- Exercise prompt
Retype the lines below without any change, starting with the line containing "legend-peak-label: Peak Traffic" and going on through the line containing "x-tick-label: 08:00 [260, 450, 283, 460]".

— Start Input material —

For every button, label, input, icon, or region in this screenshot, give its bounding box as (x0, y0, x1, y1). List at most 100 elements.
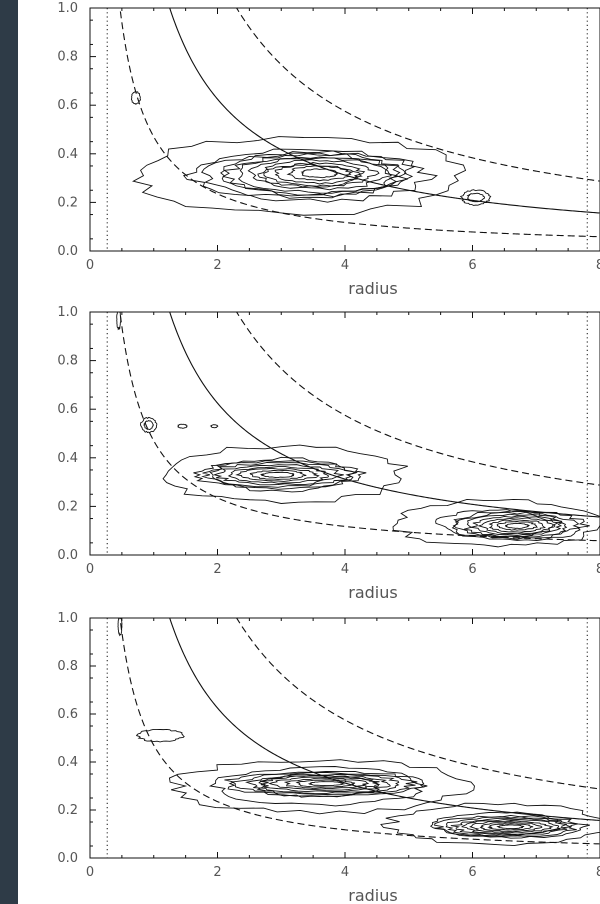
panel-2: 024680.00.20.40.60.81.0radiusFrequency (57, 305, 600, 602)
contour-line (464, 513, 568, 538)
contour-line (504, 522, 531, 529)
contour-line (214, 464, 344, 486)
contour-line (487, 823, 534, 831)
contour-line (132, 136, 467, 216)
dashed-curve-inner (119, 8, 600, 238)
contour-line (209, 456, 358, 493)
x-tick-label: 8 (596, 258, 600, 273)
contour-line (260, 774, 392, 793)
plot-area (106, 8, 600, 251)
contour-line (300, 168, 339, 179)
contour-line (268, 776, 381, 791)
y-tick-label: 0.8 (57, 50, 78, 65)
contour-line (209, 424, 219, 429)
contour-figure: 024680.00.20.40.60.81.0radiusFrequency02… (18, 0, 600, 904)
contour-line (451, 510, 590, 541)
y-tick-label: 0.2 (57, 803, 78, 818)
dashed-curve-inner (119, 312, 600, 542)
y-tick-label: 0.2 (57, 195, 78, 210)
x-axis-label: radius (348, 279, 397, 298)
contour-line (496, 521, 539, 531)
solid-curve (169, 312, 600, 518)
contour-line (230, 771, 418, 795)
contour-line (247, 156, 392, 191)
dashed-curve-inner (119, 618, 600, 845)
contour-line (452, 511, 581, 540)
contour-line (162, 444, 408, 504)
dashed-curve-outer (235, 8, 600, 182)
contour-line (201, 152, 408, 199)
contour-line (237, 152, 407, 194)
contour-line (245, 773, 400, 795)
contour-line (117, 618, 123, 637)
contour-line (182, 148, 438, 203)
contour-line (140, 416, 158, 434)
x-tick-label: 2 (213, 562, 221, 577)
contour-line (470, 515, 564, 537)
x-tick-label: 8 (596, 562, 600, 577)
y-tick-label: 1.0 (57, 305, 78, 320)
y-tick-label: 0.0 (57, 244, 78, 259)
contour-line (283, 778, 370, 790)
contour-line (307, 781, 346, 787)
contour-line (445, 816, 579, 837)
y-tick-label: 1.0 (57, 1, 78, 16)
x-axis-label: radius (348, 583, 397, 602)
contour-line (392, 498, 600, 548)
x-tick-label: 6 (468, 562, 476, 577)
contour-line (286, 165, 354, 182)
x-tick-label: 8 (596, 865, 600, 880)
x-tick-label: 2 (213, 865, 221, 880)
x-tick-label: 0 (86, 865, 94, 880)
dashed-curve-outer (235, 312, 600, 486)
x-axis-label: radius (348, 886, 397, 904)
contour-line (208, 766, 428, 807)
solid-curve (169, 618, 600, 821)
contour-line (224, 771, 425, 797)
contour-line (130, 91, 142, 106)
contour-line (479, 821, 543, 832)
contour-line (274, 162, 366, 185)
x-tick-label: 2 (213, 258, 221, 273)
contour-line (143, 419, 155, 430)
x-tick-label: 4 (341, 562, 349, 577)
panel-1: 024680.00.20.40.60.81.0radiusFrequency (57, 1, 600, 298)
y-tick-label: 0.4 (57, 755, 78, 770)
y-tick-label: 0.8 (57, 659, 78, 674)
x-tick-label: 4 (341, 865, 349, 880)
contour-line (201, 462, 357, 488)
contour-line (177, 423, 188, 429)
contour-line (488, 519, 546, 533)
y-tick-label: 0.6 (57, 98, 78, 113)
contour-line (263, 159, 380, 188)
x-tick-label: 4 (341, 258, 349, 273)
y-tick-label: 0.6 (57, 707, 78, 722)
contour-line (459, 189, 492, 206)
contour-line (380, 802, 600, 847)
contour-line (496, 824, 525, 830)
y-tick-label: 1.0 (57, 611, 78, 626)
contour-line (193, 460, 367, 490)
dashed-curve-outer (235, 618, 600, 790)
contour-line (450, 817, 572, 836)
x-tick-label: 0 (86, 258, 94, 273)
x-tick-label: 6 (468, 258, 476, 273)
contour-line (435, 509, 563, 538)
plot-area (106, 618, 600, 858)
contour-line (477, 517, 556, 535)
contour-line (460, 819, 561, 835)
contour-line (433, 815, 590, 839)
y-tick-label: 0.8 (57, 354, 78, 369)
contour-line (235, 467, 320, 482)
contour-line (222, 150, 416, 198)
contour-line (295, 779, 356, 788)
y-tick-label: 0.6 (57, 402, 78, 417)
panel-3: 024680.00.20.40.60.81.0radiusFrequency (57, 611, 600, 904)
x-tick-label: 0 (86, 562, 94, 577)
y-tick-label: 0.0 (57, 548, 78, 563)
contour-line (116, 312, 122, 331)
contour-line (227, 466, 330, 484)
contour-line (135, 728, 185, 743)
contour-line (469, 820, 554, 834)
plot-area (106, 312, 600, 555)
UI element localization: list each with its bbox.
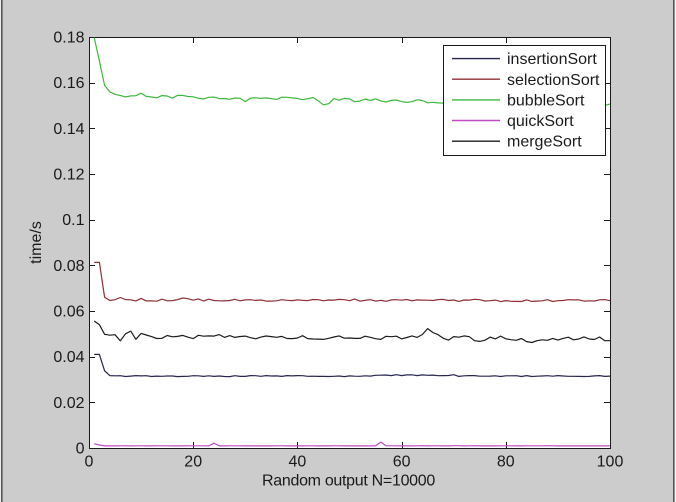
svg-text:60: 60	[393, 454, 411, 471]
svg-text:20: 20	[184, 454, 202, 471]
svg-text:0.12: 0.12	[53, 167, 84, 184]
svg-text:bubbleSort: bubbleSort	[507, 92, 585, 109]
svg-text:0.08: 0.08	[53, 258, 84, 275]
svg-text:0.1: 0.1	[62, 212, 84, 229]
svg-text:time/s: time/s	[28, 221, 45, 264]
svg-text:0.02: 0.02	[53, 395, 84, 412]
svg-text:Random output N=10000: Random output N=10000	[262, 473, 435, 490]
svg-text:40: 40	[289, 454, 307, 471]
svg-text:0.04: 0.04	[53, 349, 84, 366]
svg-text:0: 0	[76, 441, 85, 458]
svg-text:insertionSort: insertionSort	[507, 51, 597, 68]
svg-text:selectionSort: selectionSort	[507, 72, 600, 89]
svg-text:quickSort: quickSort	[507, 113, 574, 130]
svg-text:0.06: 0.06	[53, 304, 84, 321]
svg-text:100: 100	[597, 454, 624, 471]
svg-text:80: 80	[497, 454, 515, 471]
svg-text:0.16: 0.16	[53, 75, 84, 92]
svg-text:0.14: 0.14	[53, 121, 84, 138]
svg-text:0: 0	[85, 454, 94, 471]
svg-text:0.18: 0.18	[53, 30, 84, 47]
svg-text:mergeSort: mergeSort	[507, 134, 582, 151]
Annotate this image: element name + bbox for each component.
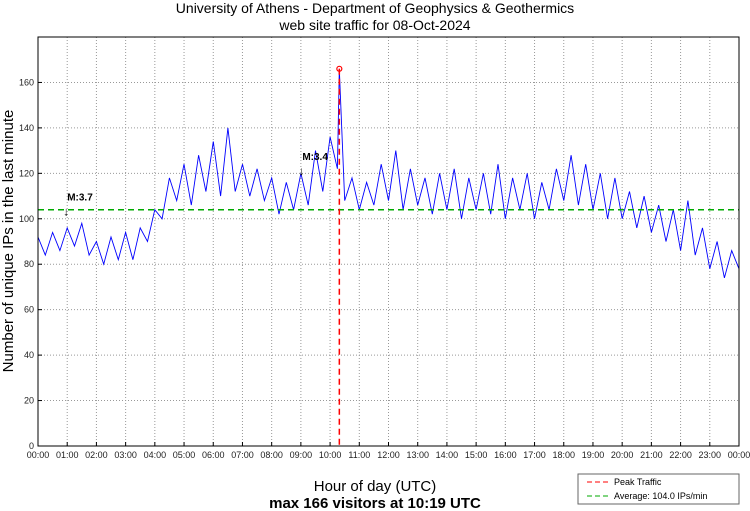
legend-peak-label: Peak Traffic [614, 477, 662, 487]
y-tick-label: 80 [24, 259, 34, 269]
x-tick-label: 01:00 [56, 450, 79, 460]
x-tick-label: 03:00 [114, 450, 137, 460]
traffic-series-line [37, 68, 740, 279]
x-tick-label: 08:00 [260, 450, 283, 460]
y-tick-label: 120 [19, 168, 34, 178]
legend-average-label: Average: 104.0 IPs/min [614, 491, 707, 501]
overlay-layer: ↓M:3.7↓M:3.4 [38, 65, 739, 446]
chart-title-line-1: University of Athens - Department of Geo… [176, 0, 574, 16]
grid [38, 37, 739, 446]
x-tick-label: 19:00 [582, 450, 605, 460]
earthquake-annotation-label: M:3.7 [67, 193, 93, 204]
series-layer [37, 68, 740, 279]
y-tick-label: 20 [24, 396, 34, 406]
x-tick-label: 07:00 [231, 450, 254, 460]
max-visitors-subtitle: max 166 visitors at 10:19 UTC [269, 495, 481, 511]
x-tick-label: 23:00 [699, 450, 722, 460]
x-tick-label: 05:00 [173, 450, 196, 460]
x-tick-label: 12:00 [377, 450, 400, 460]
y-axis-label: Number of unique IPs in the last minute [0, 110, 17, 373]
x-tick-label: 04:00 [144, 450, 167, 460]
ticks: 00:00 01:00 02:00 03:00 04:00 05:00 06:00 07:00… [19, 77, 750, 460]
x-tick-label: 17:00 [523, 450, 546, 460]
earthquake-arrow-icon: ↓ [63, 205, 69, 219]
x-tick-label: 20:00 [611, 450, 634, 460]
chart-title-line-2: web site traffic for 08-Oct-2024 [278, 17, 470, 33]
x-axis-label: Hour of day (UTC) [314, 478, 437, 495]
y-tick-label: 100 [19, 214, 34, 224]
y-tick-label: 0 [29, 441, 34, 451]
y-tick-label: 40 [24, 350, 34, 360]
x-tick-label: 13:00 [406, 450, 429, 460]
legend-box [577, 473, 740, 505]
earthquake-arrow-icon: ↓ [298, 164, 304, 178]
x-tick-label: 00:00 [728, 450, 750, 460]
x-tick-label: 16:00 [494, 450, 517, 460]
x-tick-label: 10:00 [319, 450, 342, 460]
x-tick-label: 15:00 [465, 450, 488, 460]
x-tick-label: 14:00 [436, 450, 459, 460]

— End Input material —

- Task answer
legend-peak-label: Peak Traffic [614, 477, 662, 487]
y-tick-label: 80 [24, 259, 34, 269]
x-tick-label: 01:00 [56, 450, 79, 460]
x-tick-label: 03:00 [114, 450, 137, 460]
traffic-series-line [37, 68, 740, 279]
x-tick-label: 08:00 [260, 450, 283, 460]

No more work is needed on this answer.